To do | Restate every line of the material, word for word.

Listing |
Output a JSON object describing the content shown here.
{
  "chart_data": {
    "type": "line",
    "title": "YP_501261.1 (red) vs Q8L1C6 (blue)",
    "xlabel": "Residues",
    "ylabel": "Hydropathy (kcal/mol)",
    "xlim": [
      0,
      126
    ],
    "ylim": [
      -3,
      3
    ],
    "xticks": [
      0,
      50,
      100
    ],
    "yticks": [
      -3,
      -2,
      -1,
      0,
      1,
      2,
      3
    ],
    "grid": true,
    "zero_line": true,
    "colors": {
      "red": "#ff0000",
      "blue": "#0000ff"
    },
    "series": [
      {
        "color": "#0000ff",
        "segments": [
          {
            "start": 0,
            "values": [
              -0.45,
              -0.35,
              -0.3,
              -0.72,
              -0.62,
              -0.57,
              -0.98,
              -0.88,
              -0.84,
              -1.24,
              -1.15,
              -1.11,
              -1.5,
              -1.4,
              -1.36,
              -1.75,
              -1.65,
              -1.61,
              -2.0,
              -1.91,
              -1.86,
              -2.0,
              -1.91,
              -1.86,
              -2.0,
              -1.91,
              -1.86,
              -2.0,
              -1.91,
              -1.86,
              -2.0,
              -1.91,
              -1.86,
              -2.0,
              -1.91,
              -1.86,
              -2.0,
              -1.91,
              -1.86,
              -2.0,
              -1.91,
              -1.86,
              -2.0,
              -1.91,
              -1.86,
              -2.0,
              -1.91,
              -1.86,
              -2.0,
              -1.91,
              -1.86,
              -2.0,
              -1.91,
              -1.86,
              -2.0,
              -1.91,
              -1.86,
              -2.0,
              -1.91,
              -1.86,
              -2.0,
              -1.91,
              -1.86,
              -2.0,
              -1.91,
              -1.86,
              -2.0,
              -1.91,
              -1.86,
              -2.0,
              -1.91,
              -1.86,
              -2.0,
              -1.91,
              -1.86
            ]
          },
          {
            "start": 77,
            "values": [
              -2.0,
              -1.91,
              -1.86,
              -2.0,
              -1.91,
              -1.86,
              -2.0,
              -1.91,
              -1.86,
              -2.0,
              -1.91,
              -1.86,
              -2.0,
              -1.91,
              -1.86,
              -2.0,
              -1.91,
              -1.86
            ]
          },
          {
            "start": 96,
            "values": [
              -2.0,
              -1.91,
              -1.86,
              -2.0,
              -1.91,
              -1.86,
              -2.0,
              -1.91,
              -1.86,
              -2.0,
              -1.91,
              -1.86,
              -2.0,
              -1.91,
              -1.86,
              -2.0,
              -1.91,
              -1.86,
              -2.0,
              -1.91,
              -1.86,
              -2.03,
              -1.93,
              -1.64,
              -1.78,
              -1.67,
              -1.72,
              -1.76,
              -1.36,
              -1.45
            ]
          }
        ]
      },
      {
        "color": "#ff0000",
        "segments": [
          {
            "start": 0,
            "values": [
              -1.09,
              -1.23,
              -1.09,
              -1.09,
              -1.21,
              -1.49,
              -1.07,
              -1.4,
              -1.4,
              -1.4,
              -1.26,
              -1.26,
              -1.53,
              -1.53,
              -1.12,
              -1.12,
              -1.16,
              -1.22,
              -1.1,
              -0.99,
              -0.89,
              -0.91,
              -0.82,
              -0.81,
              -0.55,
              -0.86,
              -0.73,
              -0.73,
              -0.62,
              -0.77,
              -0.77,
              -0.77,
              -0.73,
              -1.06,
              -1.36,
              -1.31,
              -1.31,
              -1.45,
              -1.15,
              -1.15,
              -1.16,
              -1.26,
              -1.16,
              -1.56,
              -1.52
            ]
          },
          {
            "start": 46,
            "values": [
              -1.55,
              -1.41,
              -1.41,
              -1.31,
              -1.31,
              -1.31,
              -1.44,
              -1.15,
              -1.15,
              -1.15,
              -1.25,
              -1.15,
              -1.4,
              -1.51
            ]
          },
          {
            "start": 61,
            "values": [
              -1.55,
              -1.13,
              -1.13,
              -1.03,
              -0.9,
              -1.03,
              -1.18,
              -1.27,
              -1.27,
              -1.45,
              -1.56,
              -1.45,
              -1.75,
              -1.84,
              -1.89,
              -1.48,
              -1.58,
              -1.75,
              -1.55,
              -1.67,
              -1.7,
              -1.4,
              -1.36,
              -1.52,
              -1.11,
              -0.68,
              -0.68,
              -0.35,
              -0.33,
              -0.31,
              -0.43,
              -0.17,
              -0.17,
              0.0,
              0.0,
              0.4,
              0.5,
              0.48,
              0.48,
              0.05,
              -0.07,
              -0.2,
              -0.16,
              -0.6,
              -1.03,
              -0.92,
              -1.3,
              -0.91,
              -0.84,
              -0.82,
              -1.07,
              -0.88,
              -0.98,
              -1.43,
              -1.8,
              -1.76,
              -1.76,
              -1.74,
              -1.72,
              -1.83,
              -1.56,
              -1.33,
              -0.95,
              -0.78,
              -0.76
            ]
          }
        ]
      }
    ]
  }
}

Correct response |
Output a JSON object describing the content shown here.
{
  "chart_data": {
    "type": "line",
    "title": "YP_501261.1 (red) vs Q8L1C6 (blue)",
    "xlabel": "Residues",
    "ylabel": "Hydropathy (kcal/mol)",
    "xlim": [
      0,
      126
    ],
    "ylim": [
      -3,
      3
    ],
    "xticks": [
      0,
      50,
      100
    ],
    "yticks": [
      -3,
      -2,
      -1,
      0,
      1,
      2,
      3
    ],
    "grid": true,
    "zero_line": true,
    "colors": {
      "red": "#ff0000",
      "blue": "#0000ff"
    },
    "series": [
      {
        "color": "#0000ff",
        "segments": [
          {
            "start": 0,
            "values": [
              -0.45,
              -0.35,
              -0.3,
              -0.72,
              -0.62,
              -0.57,
              -0.98,
              -0.88,
              -0.84,
              -1.24,
              -1.15,
              -1.11,
              -1.5,
              -1.4,
              -1.36,
              -1.75,
              -1.65,
              -1.61,
              -2.0,
              -1.91,
              -1.86,
              -2.0,
              -1.91,
              -1.86,
              -2.0,
              -1.91,
              -1.86,
              -2.0,
              -1.91,
              -1.86,
              -2.0,
              -1.91,
              -1.86,
              -2.0,
              -1.91,
              -1.86,
              -2.0,
              -1.91,
              -1.86,
              -2.0,
              -1.91,
              -1.86,
              -2.0,
              -1.91,
              -1.86,
              -2.0,
              -1.91,
              -1.86,
              -2.0,
              -1.91,
              -1.86,
              -2.0,
              -1.91,
              -1.86,
              -2.0,
              -1.91,
              -1.86,
              -2.0,
              -1.91,
              -1.86,
              -2.0,
              -1.91,
              -1.86,
              -2.0,
              -1.91,
              -1.86,
              -2.0,
              -1.91,
              -1.86,
              -2.0,
              -1.91,
              -1.86,
              -2.0,
              -1.91,
              -1.86
            ]
          },
          {
            "start": 77,
            "values": [
              -2.0,
              -1.91,
              -1.86,
              -2.0,
              -1.91,
              -1.86,
              -2.0,
              -1.91,
              -1.86,
              -2.0,
              -1.91,
              -1.86,
              -2.0,
              -1.91,
              -1.86,
              -2.0,
              -1.91,
              -1.86
            ]
          },
          {
            "start": 96,
            "values": [
              -2.0,
              -1.91,
              -1.86,
              -2.0,
              -1.91,
              -1.86,
              -2.0,
              -1.91,
              -1.86,
              -2.0,
              -1.91,
              -1.86,
              -2.0,
              -1.91,
              -1.86,
              -2.0,
              -1.91,
              -1.86,
              -2.0,
              -1.91,
              -1.86,
              -2.03,
              -1.93,
              -1.64,
              -1.78,
              -1.67,
              -1.72,
              -1.76,
              -1.36,
              -1.45
            ]
          }
        ]
      },
      {
        "color": "#ff0000",
        "segments": [
          {
            "start": 0,
            "values": [
              -1.09,
              -1.23,
              -1.09,
              -1.09,
              -1.21,
              -1.49,
              -1.07,
              -1.4,
              -1.4,
              -1.4,
              -1.26,
              -1.26,
              -1.53,
              -1.53,
              -1.12,
              -1.12,
              -1.16,
              -1.22,
              -1.1,
              -0.99,
              -0.89,
              -0.91,
              -0.82,
              -0.81,
              -0.55,
              -0.86,
              -0.73,
              -0.73,
              -0.62,
              -0.77,
              -0.77,
              -0.77,
              -0.73,
              -1.06,
              -1.36,
              -1.31,
              -1.31,
              -1.45,
              -1.15,
              -1.15,
              -1.16,
              -1.26,
              -1.16,
              -1.56,
              -1.52
            ]
          },
          {
            "start": 46,
            "values": [
              -1.55,
              -1.41,
              -1.41,
              -1.31,
              -1.31,
              -1.31,
              -1.44,
              -1.15,
              -1.15,
              -1.15,
              -1.25,
              -1.15,
              -1.4,
              -1.51
            ]
          },
          {
            "start": 61,
            "values": [
              -1.55,
              -1.13,
              -1.13,
              -1.03,
              -0.9,
              -1.03,
              -1.18,
              -1.27,
              -1.27,
              -1.45,
              -1.56,
              -1.45,
              -1.75,
              -1.84,
              -1.89,
              -1.48,
              -1.58,
              -1.75,
              -1.55,
              -1.67,
              -1.7,
              -1.4,
              -1.36,
              -1.52,
              -1.11,
              -0.68,
              -0.68,
              -0.35,
              -0.33,
              -0.31,
              -0.43,
              -0.17,
              -0.17,
              0.0,
              0.0,
              0.4,
              0.5,
              0.48,
              0.48,
              0.05,
              -0.07,
              -0.2,
              -0.16,
              -0.6,
              -1.03,
              -0.92,
              -1.3,
              -0.91,
              -0.84,
              -0.82,
              -1.07,
              -0.88,
              -0.98,
              -1.43,
              -1.8,
              -1.76,
              -1.76,
              -1.74,
              -1.72,
              -1.83,
              -1.56,
              -1.33,
              -0.95,
              -0.78,
              -0.76
            ]
          }
        ]
      }
    ]
  }
}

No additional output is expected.